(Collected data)

------------------------------

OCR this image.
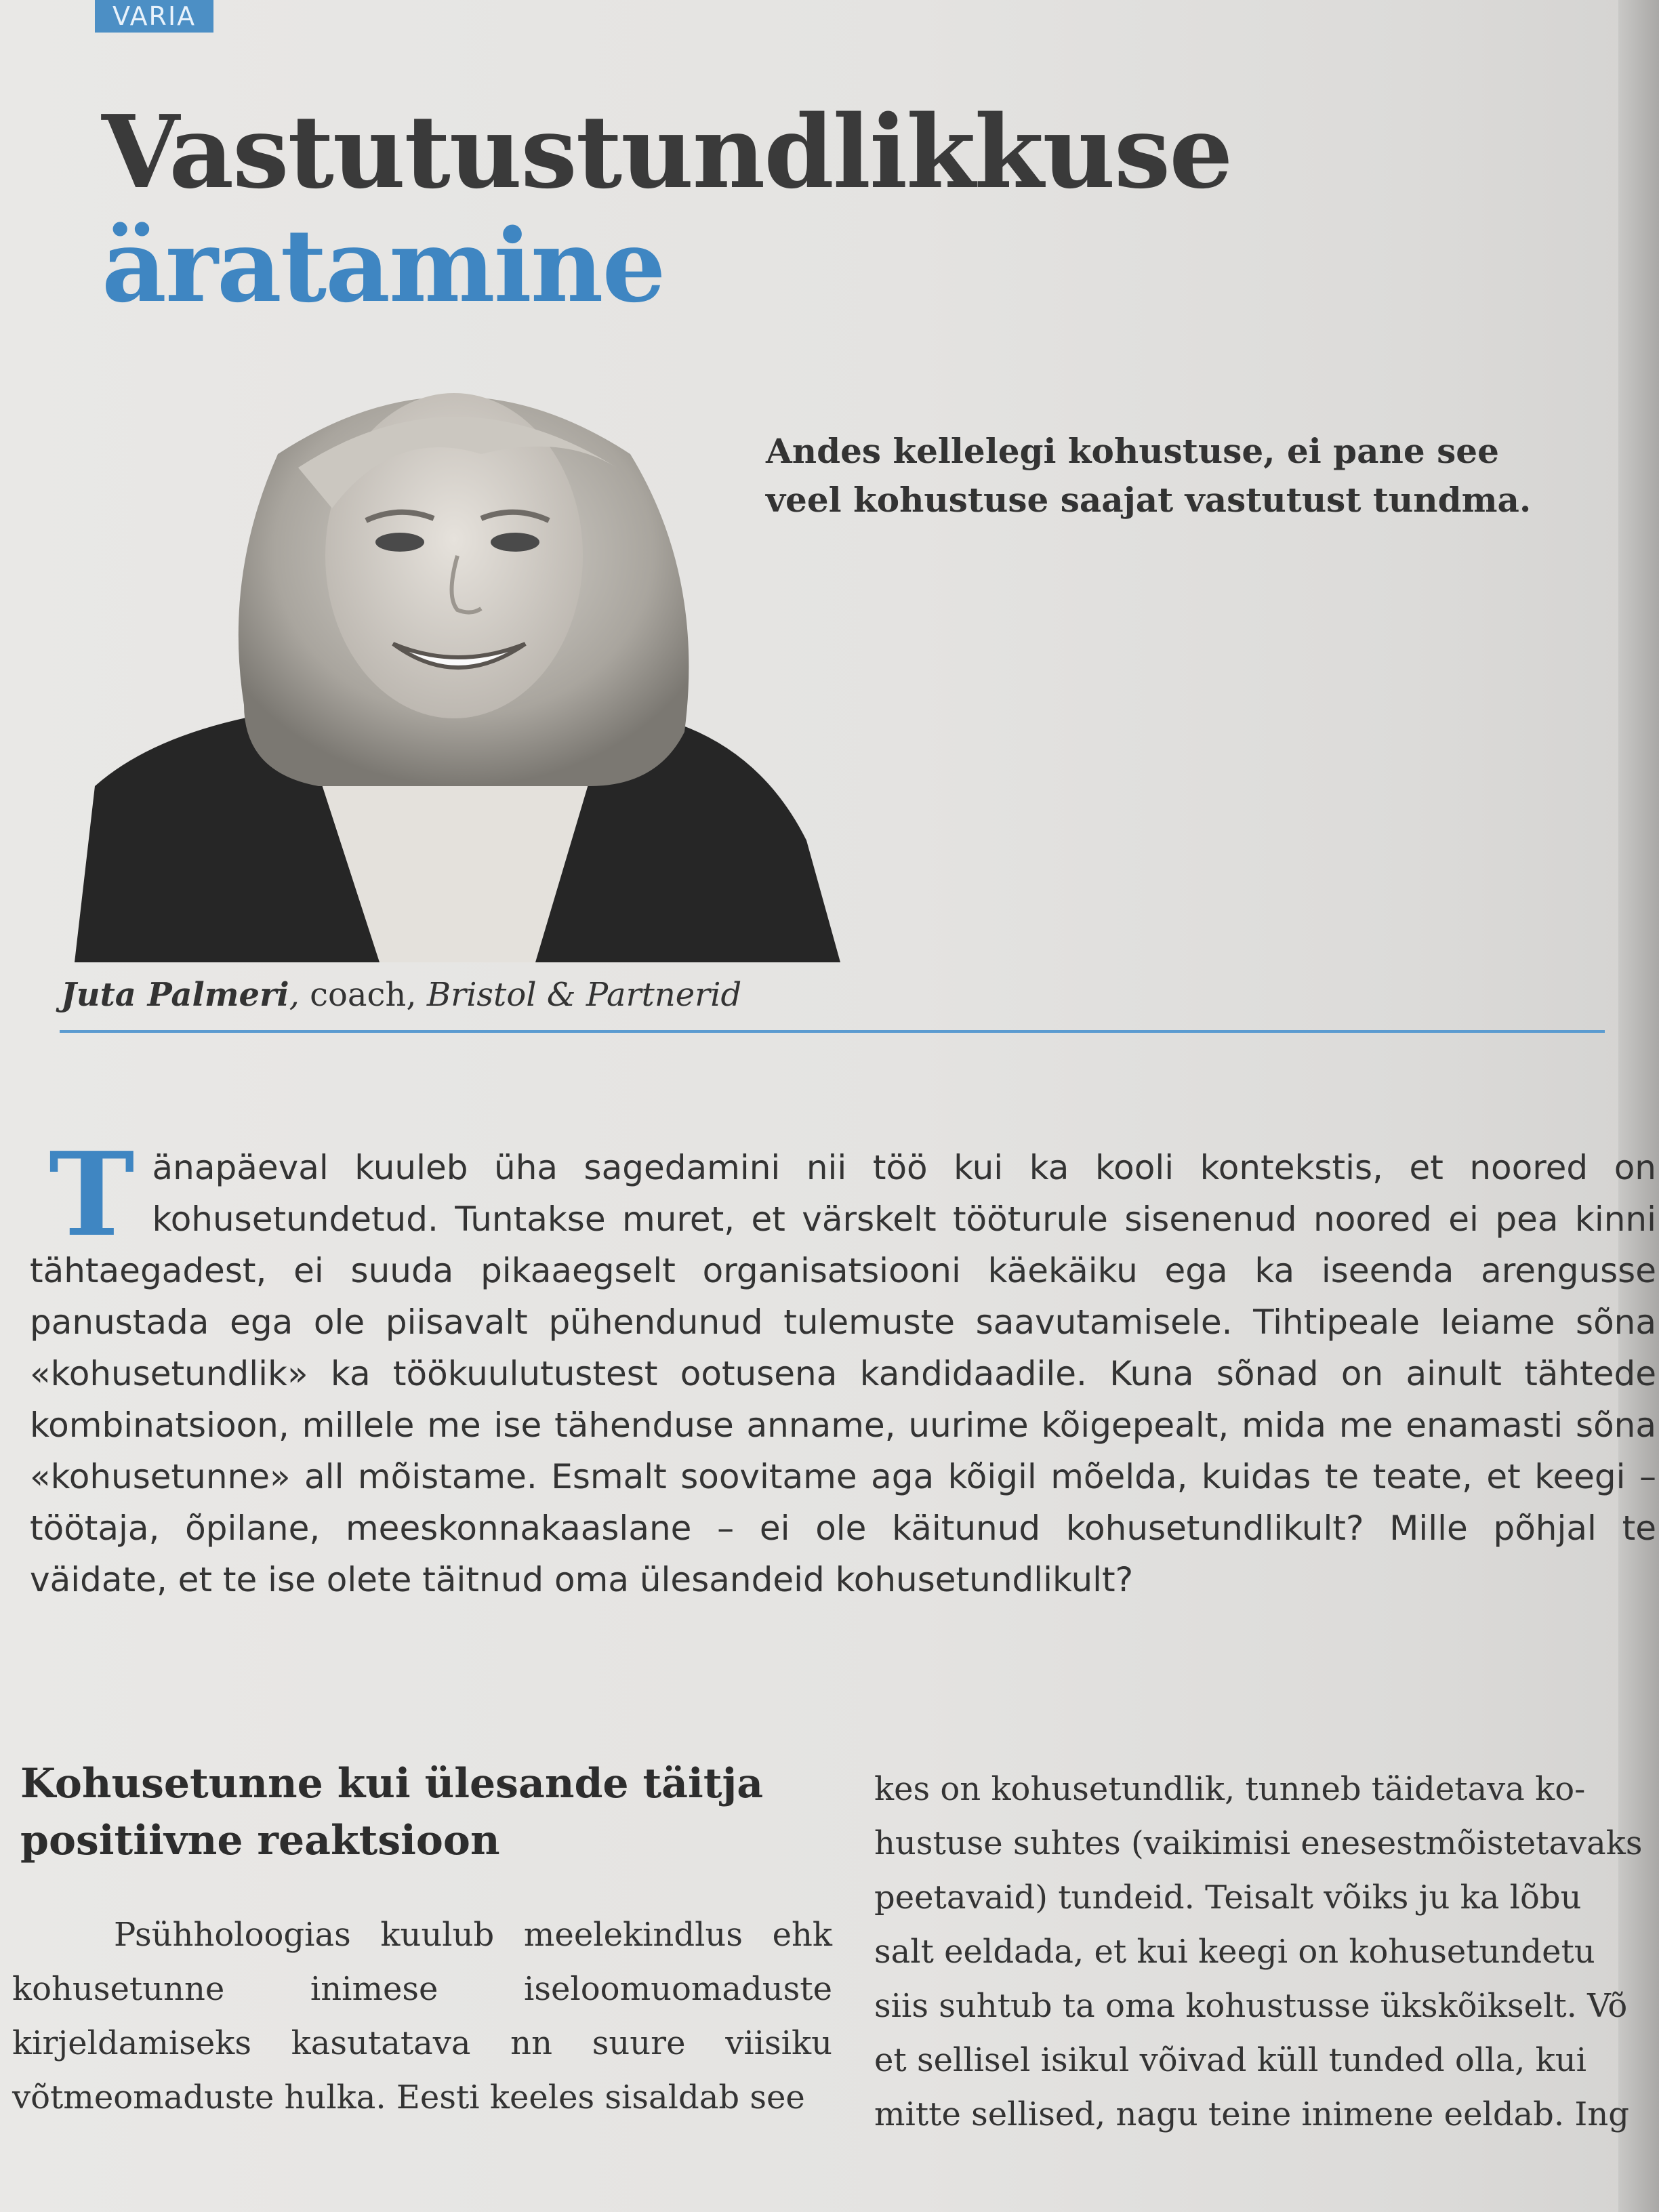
VARIA
Vastutustundlikkuse
äratamine

Andes kellelegi kohustuse, ei pane see veel kohustuse saajat vastutust tundma.

Juta Palmeri, coach, Bristol & Partnerid

Tänapäeval kuuleb üha sagedamini nii töö kui ka kooli kontekstis, et noored on kohusetundetud. Tuntakse muret, et värskelt tööturule sisenenud noored ei pea kinni tähtaegadest, ei suuda pikaaegselt organisatsiooni käekäiku ega ka iseenda arengusse panustada ega ole piisavalt pühendunud tulemuste saavutamisele. Tihtipeale leiame sõna «kohusetundlik» ka töökuulutustest ootusena kandidaadile. Kuna sõnad on ainult tähtede kombinatsioon, millele me ise tähenduse anname, uurime kõigepealt, mida me enamasti sõna «kohusetunne» all mõistame. Esmalt soovitame aga kõigil mõelda, kuidas te teate, et keegi – töötaja, õpilane, meeskonnakaaslane – ei ole käitunud kohusetundlikult? Mille põhjal te väidate, et te ise olete täitnud oma ülesandeid kohusetundlikult?

Kohusetunne kui ülesande täitja positiivne reaktsioon

Psühholoogias kuulub meelekindlus ehk kohusetunne inimese iseloomuomaduste kirjeldamiseks kasutatava nn suure viisiku võtmeomaduste hulka. Eesti keeles sisaldab see

kes on kohusetundlik, tunneb täidetava ko-
hustuse suhtes (vaikimisi enesestmõistetavaks
peetavaid) tundeid. Teisalt võiks ju ka lõbu
salt eeldada, et kui keegi on kohusetundetu
siis suhtub ta oma kohustusse ükskõikselt. Võ
et sellisel isikul võivad küll tunded olla, kui
mitte sellised, nagu teine inimene eeldab. Ing
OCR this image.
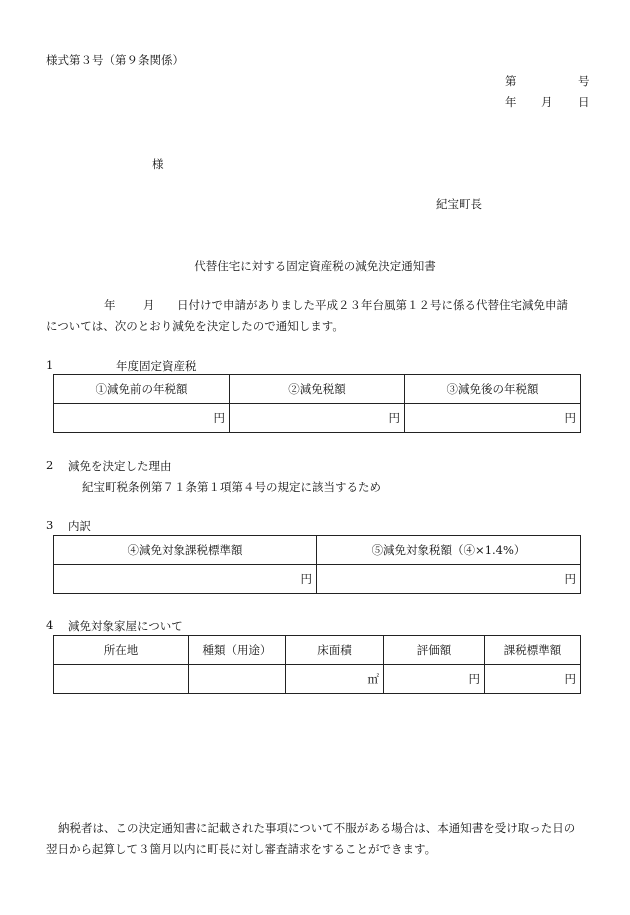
様式第３号（第９条関係）
第	号
年 月 日
様
紀宝町長
代替住宅に対する固定資産税の減免決定通知書
年 月 日付けで申請がありました平成２３年台風第１２号に係る代替住宅減免申請
については、次のとおり減免を決定したので通知します。
1	年度固定資産税
①減免前の年税額	②減免税額	③減免後の年税額
円	円	円
2 減免を決定した理由
紀宝町税条例第７１条第１項第４号の規定に該当するため
3 内訳
④減免対象課税標準額	⑤減免対象税額（④×1.4%）
円	円
4 減免対象家屋について
所在地	種類（用途）	床面積	評価額	課税標準額
		㎡	円	円
納税者は、この決定通知書に記載された事項について不服がある場合は、本通知書を受け取った日の
翌日から起算して３箇月以内に町長に対し審査請求をすることができます。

------------------------------

GIVEN EXERCISE - Write out every line above exactly as it is, leaving out the pictures.

SOLUTION FOR THIS TASK -
OCR this image.
VARIA
Vastutustundlikkuse
äratamine

Andes kellelegi kohustuse, ei pane see veel kohustuse saajat vastutust tundma.

Juta Palmeri, coach, Bristol & Partnerid

Tänapäeval kuuleb üha sagedamini nii töö kui ka kooli kontekstis, et noored on kohusetundetud. Tuntakse muret, et värskelt tööturule sisenenud noored ei pea kinni tähtaegadest, ei suuda pikaaegselt organisatsiooni käekäiku ega ka iseenda arengusse panustada ega ole piisavalt pühendunud tulemuste saavutamisele. Tihtipeale leiame sõna «kohusetundlik» ka töökuulutustest ootusena kandidaadile. Kuna sõnad on ainult tähtede kombinatsioon, millele me ise tähenduse anname, uurime kõigepealt, mida me enamasti sõna «kohusetunne» all mõistame. Esmalt soovitame aga kõigil mõelda, kuidas te teate, et keegi – töötaja, õpilane, meeskonnakaaslane – ei ole käitunud kohusetundlikult? Mille põhjal te väidate, et te ise olete täitnud oma ülesandeid kohusetundlikult?

Kohusetunne kui ülesande täitja positiivne reaktsioon

Psühholoogias kuulub meelekindlus ehk kohusetunne inimese iseloomuomaduste kirjeldamiseks kasutatava nn suure viisiku võtmeomaduste hulka. Eesti keeles sisaldab see

kes on kohusetundlik, tunneb täidetava ko-
hustuse suhtes (vaikimisi enesestmõistetavaks
peetavaid) tundeid. Teisalt võiks ju ka lõbu
salt eeldada, et kui keegi on kohusetundetu
siis suhtub ta oma kohustusse ükskõikselt. Võ
et sellisel isikul võivad küll tunded olla, kui
mitte sellised, nagu teine inimene eeldab. Ing
OCR this image.
様式第３号（第９条関係）
第	号
年 月 日
様
紀宝町長
代替住宅に対する固定資産税の減免決定通知書
年 月 日付けで申請がありました平成２３年台風第１２号に係る代替住宅減免申請
については、次のとおり減免を決定したので通知します。
1	年度固定資産税
①減免前の年税額	②減免税額	③減免後の年税額
円	円	円
2 減免を決定した理由
紀宝町税条例第７１条第１項第４号の規定に該当するため
3 内訳
④減免対象課税標準額	⑤減免対象税額（④×1.4%）
円	円
4 減免対象家屋について
所在地	種類（用途）	床面積	評価額	課税標準額
		㎡	円	円
納税者は、この決定通知書に記載された事項について不服がある場合は、本通知書を受け取った日の
翌日から起算して３箇月以内に町長に対し審査請求をすることができます。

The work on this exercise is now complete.